Extracted data entries
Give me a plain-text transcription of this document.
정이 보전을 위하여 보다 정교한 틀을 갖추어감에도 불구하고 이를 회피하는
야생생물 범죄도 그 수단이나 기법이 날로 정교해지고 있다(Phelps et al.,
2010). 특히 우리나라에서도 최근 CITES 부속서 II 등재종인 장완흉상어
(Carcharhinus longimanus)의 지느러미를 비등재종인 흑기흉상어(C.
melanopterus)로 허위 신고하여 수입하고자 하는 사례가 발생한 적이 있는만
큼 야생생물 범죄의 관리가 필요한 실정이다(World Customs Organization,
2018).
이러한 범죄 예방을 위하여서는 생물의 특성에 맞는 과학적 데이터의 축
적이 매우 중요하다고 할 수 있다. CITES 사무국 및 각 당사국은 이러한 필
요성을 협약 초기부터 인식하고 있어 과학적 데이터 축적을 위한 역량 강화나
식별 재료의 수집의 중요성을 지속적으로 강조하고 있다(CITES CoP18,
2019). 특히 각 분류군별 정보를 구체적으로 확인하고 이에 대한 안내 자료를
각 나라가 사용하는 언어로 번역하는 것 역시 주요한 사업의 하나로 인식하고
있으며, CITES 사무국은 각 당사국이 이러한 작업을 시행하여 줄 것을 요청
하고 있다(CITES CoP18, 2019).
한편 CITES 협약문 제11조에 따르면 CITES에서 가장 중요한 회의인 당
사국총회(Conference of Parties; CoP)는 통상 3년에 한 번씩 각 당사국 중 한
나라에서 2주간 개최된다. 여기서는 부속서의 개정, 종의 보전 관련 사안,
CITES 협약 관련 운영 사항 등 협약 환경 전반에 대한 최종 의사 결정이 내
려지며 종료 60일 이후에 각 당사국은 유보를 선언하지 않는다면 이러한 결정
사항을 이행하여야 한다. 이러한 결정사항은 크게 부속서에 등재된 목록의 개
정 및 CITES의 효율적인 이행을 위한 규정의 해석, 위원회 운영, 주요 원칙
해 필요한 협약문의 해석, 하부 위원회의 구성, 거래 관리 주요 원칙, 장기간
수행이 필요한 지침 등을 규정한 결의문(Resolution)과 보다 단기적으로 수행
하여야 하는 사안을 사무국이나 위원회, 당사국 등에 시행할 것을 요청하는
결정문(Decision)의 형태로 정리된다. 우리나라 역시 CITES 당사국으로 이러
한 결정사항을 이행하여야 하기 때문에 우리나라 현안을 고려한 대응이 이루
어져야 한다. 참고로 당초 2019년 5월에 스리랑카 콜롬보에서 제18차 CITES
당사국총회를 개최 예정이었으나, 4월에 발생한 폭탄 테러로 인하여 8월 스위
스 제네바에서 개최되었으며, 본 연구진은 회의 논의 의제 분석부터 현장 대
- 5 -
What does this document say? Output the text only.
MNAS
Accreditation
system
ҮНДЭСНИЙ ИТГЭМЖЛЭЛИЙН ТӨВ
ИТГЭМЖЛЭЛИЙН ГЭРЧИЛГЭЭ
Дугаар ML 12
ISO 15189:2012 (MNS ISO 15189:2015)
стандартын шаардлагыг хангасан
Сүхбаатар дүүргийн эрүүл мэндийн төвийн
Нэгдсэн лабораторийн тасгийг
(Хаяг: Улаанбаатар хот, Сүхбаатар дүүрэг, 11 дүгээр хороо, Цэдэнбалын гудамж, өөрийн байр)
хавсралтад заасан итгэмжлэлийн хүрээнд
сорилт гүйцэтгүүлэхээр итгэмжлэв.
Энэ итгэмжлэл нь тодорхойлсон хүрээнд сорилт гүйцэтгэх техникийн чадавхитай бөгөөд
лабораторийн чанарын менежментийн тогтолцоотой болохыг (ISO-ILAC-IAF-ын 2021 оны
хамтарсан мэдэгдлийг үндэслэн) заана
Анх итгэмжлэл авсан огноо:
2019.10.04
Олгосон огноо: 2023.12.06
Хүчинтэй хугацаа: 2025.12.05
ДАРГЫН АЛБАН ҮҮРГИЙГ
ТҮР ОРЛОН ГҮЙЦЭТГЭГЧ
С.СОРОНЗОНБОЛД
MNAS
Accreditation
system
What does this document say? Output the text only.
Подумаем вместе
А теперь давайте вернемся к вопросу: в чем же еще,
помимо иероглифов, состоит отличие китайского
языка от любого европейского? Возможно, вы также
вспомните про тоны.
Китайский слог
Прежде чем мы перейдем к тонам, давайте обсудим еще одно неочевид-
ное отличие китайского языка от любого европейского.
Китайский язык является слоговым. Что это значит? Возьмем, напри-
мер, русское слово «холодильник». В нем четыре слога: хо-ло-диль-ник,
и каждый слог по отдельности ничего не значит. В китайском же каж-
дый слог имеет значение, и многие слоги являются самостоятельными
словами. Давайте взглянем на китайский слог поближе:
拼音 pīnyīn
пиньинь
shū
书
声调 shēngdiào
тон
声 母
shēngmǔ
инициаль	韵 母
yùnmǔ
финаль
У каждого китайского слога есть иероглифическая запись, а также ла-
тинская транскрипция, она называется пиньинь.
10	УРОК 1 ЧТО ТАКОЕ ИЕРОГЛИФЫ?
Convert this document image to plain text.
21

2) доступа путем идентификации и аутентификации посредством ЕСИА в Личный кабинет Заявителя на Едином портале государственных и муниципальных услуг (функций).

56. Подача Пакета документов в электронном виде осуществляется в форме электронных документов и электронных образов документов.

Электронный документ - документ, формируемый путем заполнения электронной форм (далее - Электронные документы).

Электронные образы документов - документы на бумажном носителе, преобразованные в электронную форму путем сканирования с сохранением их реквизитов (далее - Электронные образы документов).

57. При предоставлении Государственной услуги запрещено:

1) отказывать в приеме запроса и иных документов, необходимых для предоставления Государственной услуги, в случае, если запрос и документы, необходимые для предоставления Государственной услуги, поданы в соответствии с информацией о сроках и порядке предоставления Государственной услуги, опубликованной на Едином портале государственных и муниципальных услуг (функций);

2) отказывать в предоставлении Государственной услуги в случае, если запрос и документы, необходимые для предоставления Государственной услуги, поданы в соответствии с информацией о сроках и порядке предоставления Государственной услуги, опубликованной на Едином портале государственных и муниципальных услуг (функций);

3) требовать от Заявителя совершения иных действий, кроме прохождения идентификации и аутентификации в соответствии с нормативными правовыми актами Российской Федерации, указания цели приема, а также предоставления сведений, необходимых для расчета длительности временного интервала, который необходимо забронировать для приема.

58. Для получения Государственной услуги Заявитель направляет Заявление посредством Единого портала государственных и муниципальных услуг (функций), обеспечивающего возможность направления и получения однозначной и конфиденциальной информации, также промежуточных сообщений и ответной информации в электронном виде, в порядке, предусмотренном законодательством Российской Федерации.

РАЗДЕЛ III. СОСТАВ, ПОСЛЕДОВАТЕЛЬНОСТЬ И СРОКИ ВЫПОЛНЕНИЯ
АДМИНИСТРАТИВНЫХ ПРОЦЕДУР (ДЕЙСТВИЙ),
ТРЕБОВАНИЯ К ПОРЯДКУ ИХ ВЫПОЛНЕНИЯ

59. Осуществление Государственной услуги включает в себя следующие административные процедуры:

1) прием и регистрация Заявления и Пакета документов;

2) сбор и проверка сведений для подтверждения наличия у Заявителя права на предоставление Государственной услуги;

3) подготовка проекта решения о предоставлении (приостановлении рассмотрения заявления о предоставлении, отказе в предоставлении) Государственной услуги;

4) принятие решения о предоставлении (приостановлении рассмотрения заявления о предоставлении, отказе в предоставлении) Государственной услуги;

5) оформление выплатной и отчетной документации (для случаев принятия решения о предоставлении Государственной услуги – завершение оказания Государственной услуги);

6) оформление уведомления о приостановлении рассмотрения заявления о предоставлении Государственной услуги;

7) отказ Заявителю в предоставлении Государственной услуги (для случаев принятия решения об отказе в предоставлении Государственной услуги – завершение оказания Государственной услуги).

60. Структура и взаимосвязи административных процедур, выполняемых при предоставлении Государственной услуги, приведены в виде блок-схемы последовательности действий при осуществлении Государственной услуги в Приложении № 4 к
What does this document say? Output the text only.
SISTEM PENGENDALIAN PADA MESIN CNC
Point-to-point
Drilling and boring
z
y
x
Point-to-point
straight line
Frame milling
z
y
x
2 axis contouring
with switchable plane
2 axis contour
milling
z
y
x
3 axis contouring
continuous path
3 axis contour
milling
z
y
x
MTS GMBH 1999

**What you have to do**
Find each line holding the string "сроках" and copy it out.

**Solution to the exercise**
1) отказывать в приеме запроса и иных документов, необходимых для предоставления Государственной услуги, в случае, если запрос и документы, необходимые для предоставления Государственной услуги, поданы в соответствии с информацией о сроках и порядке предоставления Государственной услуги, опубликованной на Едином портале государственных и муниципальных услуг (функций);
2) отказывать в предоставлении Государственной услуги в случае, если запрос и документы, необходимые для предоставления Государственной услуги, поданы в соответствии с информацией о сроках и порядке предоставления Государственной услуги, опубликованной на Едином портале государственных и муниципальных услуг (функций);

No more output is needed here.